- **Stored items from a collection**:
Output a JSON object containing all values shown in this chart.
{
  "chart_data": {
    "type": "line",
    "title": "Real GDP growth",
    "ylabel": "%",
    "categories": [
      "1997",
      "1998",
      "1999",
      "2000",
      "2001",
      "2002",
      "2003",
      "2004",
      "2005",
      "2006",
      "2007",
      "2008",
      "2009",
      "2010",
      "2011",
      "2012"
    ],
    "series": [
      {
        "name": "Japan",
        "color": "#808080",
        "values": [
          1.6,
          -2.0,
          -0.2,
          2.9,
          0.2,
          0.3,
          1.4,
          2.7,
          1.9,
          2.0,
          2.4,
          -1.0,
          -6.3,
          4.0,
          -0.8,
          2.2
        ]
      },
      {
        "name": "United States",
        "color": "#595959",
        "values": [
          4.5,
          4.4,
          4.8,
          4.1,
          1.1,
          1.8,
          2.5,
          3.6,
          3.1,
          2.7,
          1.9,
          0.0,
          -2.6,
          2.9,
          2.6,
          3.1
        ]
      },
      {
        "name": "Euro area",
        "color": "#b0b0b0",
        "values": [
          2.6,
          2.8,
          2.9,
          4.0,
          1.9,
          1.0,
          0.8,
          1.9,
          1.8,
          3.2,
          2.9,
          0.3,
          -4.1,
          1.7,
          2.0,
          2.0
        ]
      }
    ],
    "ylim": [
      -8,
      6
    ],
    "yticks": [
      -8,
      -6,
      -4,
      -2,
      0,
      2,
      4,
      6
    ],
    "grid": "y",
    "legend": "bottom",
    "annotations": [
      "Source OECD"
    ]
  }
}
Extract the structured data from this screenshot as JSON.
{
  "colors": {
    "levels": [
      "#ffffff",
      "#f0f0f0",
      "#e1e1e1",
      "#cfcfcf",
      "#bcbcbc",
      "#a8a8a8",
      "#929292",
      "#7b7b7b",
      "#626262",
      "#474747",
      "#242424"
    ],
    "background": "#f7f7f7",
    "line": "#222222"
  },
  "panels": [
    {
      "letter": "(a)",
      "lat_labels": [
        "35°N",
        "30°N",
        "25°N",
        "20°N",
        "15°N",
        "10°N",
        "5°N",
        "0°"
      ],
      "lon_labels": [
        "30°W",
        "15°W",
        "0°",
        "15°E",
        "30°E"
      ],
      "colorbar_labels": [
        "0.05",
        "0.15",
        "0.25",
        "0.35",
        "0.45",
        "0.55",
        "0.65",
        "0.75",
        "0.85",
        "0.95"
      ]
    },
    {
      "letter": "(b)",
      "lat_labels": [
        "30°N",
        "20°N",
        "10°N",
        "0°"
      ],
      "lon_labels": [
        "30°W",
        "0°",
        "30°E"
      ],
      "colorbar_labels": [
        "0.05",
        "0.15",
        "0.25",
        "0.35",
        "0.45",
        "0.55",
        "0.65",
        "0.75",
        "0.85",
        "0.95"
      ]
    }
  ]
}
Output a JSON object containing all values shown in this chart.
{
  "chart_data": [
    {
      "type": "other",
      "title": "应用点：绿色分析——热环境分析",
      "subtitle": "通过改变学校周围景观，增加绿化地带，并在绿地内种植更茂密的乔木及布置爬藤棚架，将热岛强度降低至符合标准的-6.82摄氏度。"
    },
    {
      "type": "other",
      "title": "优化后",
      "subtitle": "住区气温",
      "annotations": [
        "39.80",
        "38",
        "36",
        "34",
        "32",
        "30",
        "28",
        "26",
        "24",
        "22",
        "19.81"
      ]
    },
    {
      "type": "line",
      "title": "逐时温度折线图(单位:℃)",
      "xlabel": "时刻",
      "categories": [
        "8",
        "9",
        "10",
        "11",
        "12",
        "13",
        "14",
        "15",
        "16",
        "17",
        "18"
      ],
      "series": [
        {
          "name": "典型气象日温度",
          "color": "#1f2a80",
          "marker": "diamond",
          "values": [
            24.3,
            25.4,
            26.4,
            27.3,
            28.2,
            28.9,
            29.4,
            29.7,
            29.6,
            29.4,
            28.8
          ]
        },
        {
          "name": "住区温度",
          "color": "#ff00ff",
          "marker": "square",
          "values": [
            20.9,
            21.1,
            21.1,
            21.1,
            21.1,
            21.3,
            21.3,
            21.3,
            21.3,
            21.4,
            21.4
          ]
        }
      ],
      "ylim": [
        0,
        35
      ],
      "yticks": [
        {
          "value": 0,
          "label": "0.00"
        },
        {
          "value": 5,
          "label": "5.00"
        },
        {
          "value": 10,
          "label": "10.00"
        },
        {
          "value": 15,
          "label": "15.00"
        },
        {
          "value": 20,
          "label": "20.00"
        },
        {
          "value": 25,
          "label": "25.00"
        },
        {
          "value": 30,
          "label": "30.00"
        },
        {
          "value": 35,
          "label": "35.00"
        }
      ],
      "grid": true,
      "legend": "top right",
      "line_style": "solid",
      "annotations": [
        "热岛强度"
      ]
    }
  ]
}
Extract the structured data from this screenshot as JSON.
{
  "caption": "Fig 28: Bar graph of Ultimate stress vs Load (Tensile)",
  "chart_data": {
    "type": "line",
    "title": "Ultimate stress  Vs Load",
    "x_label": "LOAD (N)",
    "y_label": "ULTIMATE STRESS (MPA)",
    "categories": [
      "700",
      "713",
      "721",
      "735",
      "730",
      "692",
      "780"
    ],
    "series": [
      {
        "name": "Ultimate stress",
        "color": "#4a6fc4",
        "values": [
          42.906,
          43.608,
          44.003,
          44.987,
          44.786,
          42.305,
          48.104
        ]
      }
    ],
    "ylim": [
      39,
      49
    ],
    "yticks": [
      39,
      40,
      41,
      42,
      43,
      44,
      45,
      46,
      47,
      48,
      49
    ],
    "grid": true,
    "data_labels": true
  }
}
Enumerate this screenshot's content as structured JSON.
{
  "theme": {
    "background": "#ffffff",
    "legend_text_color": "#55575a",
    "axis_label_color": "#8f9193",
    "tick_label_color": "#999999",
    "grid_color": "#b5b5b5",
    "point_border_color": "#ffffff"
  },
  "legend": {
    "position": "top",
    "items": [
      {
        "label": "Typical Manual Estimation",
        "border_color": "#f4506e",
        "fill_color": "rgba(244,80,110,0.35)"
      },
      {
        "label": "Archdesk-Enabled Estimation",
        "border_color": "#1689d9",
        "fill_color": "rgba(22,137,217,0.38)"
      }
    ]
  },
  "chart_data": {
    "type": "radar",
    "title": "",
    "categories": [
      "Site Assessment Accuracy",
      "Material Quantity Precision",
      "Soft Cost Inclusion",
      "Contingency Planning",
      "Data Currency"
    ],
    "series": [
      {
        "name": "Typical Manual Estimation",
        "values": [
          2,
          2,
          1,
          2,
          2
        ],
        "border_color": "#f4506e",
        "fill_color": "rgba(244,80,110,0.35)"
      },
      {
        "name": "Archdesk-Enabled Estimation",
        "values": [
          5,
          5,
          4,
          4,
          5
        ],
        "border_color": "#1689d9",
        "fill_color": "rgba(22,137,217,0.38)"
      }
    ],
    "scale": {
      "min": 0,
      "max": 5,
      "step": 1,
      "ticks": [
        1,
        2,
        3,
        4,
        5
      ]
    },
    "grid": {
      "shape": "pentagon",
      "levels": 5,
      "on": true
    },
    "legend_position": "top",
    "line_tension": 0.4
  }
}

- **REQUEST**: From the entries above, copy every line that holds the word "background".

- **OUTPUT**:
    "background": "#f7f7f7",
    "background": "#ffffff",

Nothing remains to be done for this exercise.